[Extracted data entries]
-------------------------
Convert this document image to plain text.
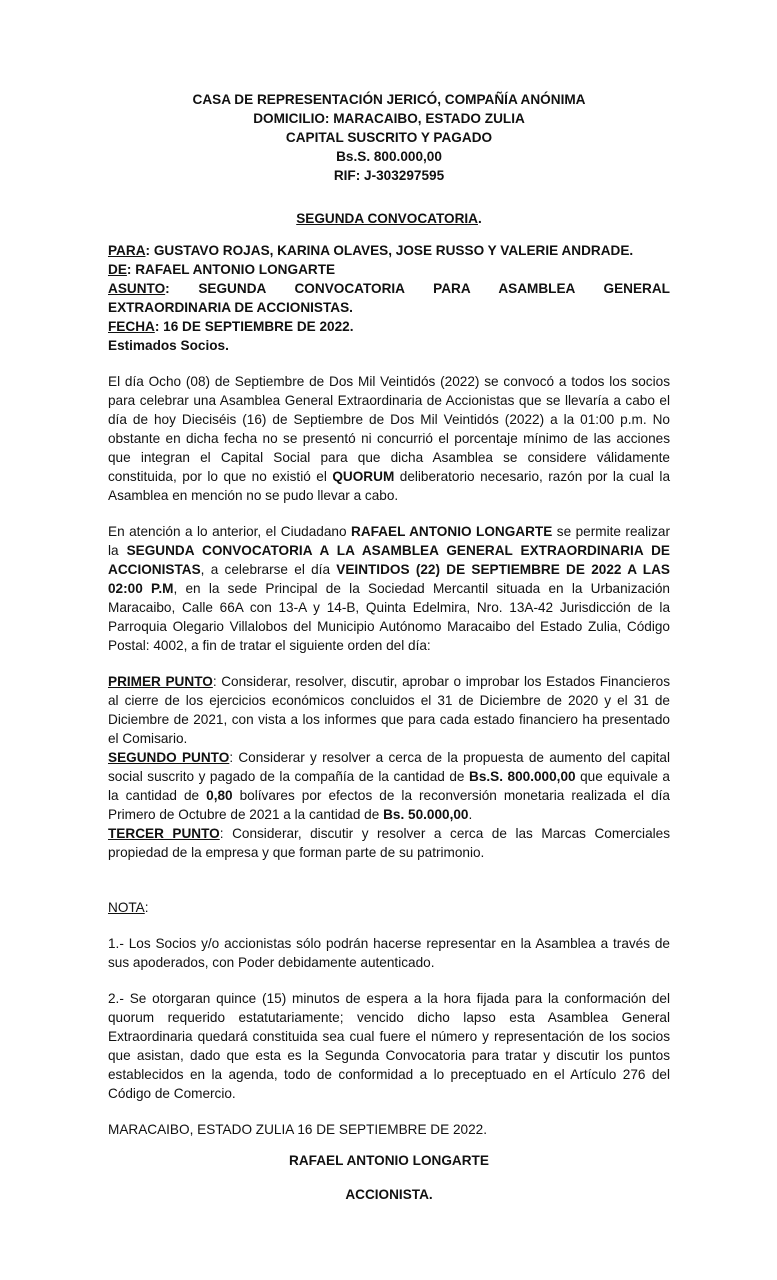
CASA DE REPRESENTACIÓN JERICÓ, COMPAÑÍA ANÓNIMA
DOMICILIO: MARACAIBO, ESTADO ZULIA
CAPITAL SUSCRITO Y PAGADO
Bs.S. 800.000,00
RIF: J-303297595
SEGUNDA CONVOCATORIA.
PARA: GUSTAVO ROJAS, KARINA OLAVES, JOSE RUSSO Y VALERIE ANDRADE.
DE: RAFAEL ANTONIO LONGARTE
ASUNTO: SEGUNDA CONVOCATORIA PARA ASAMBLEA GENERAL EXTRAORDINARIA DE ACCIONISTAS.
FECHA: 16 DE SEPTIEMBRE DE 2022.
Estimados Socios.

El día Ocho (08) de Septiembre de Dos Mil Veintidós (2022) se convocó a todos los socios para celebrar una Asamblea General Extraordinaria de Accionistas que se llevaría a cabo el día de hoy Dieciséis (16) de Septiembre de Dos Mil Veintidós (2022) a la 01:00 p.m. No obstante en dicha fecha no se presentó ni concurrió el porcentaje mínimo de las acciones que integran el Capital Social para que dicha Asamblea se considere válidamente constituida, por lo que no existió el QUORUM deliberatorio necesario, razón por la cual la Asamblea en mención no se pudo llevar a cabo.

En atención a lo anterior, el Ciudadano RAFAEL ANTONIO LONGARTE se permite realizar la SEGUNDA CONVOCATORIA A LA ASAMBLEA GENERAL EXTRAORDINARIA DE ACCIONISTAS, a celebrarse el día VEINTIDOS (22) DE SEPTIEMBRE DE 2022 A LAS 02:00 P.M, en la sede Principal de la Sociedad Mercantil situada en la Urbanización Maracaibo, Calle 66A con 13-A y 14-B, Quinta Edelmira, Nro. 13A-42 Jurisdicción de la Parroquia Olegario Villalobos del Municipio Autónomo Maracaibo del Estado Zulia, Código Postal: 4002, a fin de tratar el siguiente orden del día:

PRIMER PUNTO: Considerar, resolver, discutir, aprobar o improbar los Estados Financieros al cierre de los ejercicios económicos concluidos el 31 de Diciembre de 2020 y el 31 de Diciembre de 2021, con vista a los informes que para cada estado financiero ha presentado el Comisario.
SEGUNDO PUNTO: Considerar y resolver a cerca de la propuesta de aumento del capital social suscrito y pagado de la compañía de la cantidad de Bs.S. 800.000,00 que equivale a la cantidad de 0,80 bolívares por efectos de la reconversión monetaria realizada el día Primero de Octubre de 2021 a la cantidad de Bs. 50.000,00.
TERCER PUNTO: Considerar, discutir y resolver a cerca de las Marcas Comerciales propiedad de la empresa y que forman parte de su patrimonio.
NOTA:

1.- Los Socios y/o accionistas sólo podrán hacerse representar en la Asamblea a través de sus apoderados, con Poder debidamente autenticado.

2.- Se otorgaran quince (15) minutos de espera a la hora fijada para la conformación del quorum requerido estatutariamente; vencido dicho lapso esta Asamblea General Extraordinaria quedará constituida sea cual fuere el número y representación de los socios que asistan, dado que esta es la Segunda Convocatoria para tratar y discutir los puntos establecidos en la agenda, todo de conformidad a lo preceptuado en el Artículo 276 del Código de Comercio.

MARACAIBO, ESTADO ZULIA 16 DE SEPTIEMBRE DE 2022.

RAFAEL ANTONIO LONGARTE
ACCIONISTA.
-------------------------
▶ _Exercise_: Images do not belong in the copy; reproduce all other parts of the records above verbatim.

▶ _The answer_:
Convert this document image to plain text.
CASA DE REPRESENTACIÓN JERICÓ, COMPAÑÍA ANÓNIMA
DOMICILIO: MARACAIBO, ESTADO ZULIA
CAPITAL SUSCRITO Y PAGADO
Bs.S. 800.000,00
RIF: J-303297595
SEGUNDA CONVOCATORIA.
PARA: GUSTAVO ROJAS, KARINA OLAVES, JOSE RUSSO Y VALERIE ANDRADE.
DE: RAFAEL ANTONIO LONGARTE
ASUNTO: SEGUNDA CONVOCATORIA PARA ASAMBLEA GENERAL EXTRAORDINARIA DE ACCIONISTAS.
FECHA: 16 DE SEPTIEMBRE DE 2022.
Estimados Socios.

El día Ocho (08) de Septiembre de Dos Mil Veintidós (2022) se convocó a todos los socios para celebrar una Asamblea General Extraordinaria de Accionistas que se llevaría a cabo el día de hoy Dieciséis (16) de Septiembre de Dos Mil Veintidós (2022) a la 01:00 p.m. No obstante en dicha fecha no se presentó ni concurrió el porcentaje mínimo de las acciones que integran el Capital Social para que dicha Asamblea se considere válidamente constituida, por lo que no existió el QUORUM deliberatorio necesario, razón por la cual la Asamblea en mención no se pudo llevar a cabo.

En atención a lo anterior, el Ciudadano RAFAEL ANTONIO LONGARTE se permite realizar la SEGUNDA CONVOCATORIA A LA ASAMBLEA GENERAL EXTRAORDINARIA DE ACCIONISTAS, a celebrarse el día VEINTIDOS (22) DE SEPTIEMBRE DE 2022 A LAS 02:00 P.M, en la sede Principal de la Sociedad Mercantil situada en la Urbanización Maracaibo, Calle 66A con 13-A y 14-B, Quinta Edelmira, Nro. 13A-42 Jurisdicción de la Parroquia Olegario Villalobos del Municipio Autónomo Maracaibo del Estado Zulia, Código Postal: 4002, a fin de tratar el siguiente orden del día:

PRIMER PUNTO: Considerar, resolver, discutir, aprobar o improbar los Estados Financieros al cierre de los ejercicios económicos concluidos el 31 de Diciembre de 2020 y el 31 de Diciembre de 2021, con vista a los informes que para cada estado financiero ha presentado el Comisario.
SEGUNDO PUNTO: Considerar y resolver a cerca de la propuesta de aumento del capital social suscrito y pagado de la compañía de la cantidad de Bs.S. 800.000,00 que equivale a la cantidad de 0,80 bolívares por efectos de la reconversión monetaria realizada el día Primero de Octubre de 2021 a la cantidad de Bs. 50.000,00.
TERCER PUNTO: Considerar, discutir y resolver a cerca de las Marcas Comerciales propiedad de la empresa y que forman parte de su patrimonio.
NOTA:

1.- Los Socios y/o accionistas sólo podrán hacerse representar en la Asamblea a través de sus apoderados, con Poder debidamente autenticado.

2.- Se otorgaran quince (15) minutos de espera a la hora fijada para la conformación del quorum requerido estatutariamente; vencido dicho lapso esta Asamblea General Extraordinaria quedará constituida sea cual fuere el número y representación de los socios que asistan, dado que esta es la Segunda Convocatoria para tratar y discutir los puntos establecidos en la agenda, todo de conformidad a lo preceptuado en el Artículo 276 del Código de Comercio.

MARACAIBO, ESTADO ZULIA 16 DE SEPTIEMBRE DE 2022.

RAFAEL ANTONIO LONGARTE
ACCIONISTA.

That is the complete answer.